Goal of the exercise =>
In the entries below, identify every line with the string "color" and copy it.

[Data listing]
◇ ◇ ◇ ◇
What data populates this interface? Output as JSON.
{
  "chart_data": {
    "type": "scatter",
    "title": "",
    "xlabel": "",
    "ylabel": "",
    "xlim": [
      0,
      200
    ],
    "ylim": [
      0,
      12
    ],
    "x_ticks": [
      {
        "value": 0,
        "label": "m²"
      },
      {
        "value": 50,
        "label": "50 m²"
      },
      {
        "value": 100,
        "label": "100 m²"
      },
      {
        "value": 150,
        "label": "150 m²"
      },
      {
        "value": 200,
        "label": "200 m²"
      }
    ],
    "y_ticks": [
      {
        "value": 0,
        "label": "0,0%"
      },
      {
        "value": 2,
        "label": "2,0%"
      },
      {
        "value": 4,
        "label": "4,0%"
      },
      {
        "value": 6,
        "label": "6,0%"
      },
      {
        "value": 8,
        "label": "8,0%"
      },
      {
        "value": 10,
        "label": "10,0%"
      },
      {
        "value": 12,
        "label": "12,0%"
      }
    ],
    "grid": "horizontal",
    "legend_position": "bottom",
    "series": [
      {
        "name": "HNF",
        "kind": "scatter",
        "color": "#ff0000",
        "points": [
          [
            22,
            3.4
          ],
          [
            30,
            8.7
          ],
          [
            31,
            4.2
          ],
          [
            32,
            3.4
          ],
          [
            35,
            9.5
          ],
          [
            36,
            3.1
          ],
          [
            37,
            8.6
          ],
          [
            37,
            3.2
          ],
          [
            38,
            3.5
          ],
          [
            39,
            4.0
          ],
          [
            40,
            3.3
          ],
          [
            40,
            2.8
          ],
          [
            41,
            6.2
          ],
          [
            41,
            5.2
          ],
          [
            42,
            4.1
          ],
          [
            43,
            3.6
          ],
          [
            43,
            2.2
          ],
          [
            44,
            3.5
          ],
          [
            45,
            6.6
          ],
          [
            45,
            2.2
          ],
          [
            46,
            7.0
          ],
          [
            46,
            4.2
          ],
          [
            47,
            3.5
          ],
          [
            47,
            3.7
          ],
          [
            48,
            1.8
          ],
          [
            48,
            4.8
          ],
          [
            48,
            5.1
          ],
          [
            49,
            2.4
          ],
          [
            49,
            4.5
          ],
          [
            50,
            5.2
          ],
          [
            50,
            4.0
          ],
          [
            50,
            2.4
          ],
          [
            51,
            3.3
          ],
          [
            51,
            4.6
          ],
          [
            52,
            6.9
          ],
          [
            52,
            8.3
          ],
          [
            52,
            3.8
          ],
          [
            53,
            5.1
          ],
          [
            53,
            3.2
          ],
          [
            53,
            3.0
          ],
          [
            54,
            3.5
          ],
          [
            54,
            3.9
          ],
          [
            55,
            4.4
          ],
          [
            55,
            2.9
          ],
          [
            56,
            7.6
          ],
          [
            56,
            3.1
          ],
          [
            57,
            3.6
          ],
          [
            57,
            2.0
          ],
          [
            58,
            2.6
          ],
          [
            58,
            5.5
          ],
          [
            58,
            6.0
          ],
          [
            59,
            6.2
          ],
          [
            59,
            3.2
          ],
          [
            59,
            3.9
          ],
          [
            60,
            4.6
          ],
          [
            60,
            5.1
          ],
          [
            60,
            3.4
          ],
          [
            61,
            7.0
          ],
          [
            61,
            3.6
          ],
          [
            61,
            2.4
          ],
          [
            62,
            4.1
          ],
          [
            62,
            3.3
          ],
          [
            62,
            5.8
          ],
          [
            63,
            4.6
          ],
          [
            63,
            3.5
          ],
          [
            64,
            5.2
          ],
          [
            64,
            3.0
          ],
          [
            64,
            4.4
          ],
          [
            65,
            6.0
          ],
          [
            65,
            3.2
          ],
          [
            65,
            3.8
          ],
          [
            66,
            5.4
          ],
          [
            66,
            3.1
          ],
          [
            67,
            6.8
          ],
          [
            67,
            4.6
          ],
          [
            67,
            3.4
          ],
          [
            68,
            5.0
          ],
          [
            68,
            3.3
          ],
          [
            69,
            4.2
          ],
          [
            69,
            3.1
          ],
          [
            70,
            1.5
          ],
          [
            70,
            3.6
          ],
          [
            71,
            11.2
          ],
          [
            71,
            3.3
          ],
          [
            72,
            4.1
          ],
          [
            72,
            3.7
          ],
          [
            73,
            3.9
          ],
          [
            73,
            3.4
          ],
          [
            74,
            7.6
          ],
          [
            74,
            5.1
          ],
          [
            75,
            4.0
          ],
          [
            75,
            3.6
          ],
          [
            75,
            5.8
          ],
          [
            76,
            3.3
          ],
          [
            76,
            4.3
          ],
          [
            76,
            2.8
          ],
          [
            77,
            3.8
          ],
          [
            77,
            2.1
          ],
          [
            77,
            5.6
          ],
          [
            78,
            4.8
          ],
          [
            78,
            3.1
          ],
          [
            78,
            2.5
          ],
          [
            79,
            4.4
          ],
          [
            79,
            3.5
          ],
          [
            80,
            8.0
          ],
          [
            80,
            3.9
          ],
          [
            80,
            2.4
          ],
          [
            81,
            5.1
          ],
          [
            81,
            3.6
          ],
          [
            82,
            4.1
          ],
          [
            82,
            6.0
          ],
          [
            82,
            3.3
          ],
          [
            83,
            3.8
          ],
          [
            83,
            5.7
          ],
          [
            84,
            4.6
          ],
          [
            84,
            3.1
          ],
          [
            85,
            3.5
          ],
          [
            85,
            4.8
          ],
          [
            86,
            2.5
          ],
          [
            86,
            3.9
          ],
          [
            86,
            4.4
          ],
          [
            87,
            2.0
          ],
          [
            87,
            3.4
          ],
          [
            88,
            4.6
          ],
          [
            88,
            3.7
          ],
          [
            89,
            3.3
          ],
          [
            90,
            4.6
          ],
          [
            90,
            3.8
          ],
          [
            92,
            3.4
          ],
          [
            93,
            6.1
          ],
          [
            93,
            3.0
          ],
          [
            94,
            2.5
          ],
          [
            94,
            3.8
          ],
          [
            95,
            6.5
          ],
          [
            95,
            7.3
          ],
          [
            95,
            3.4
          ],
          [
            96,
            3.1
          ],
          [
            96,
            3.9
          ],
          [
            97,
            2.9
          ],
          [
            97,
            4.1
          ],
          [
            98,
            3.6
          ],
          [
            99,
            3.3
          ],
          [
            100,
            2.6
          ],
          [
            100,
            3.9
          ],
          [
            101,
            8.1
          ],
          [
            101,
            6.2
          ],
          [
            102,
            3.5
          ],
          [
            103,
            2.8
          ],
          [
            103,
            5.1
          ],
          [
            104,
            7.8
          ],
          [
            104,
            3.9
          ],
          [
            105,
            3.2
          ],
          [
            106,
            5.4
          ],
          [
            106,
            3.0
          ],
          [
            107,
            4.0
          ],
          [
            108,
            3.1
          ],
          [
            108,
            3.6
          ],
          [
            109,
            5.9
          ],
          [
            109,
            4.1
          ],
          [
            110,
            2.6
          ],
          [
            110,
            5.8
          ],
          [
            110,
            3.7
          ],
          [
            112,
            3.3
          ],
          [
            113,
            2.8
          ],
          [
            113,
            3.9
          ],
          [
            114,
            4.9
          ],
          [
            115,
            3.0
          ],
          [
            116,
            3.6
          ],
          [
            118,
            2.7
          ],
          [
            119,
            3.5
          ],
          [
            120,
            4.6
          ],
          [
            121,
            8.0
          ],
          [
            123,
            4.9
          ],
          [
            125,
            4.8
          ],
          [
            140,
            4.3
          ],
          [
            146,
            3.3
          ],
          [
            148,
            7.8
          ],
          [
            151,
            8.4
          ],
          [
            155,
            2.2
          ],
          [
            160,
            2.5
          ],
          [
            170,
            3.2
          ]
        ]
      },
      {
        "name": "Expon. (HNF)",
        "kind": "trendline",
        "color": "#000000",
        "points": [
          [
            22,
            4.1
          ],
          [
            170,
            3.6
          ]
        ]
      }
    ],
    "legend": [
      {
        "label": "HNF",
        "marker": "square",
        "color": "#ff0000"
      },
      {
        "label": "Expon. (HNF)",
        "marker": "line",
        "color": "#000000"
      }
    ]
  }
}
◇ ◇ ◇ ◇
Expected answer =>
        "color": "#ff0000",
        "color": "#000000",
        "color": "#ff0000"
        "color": "#000000"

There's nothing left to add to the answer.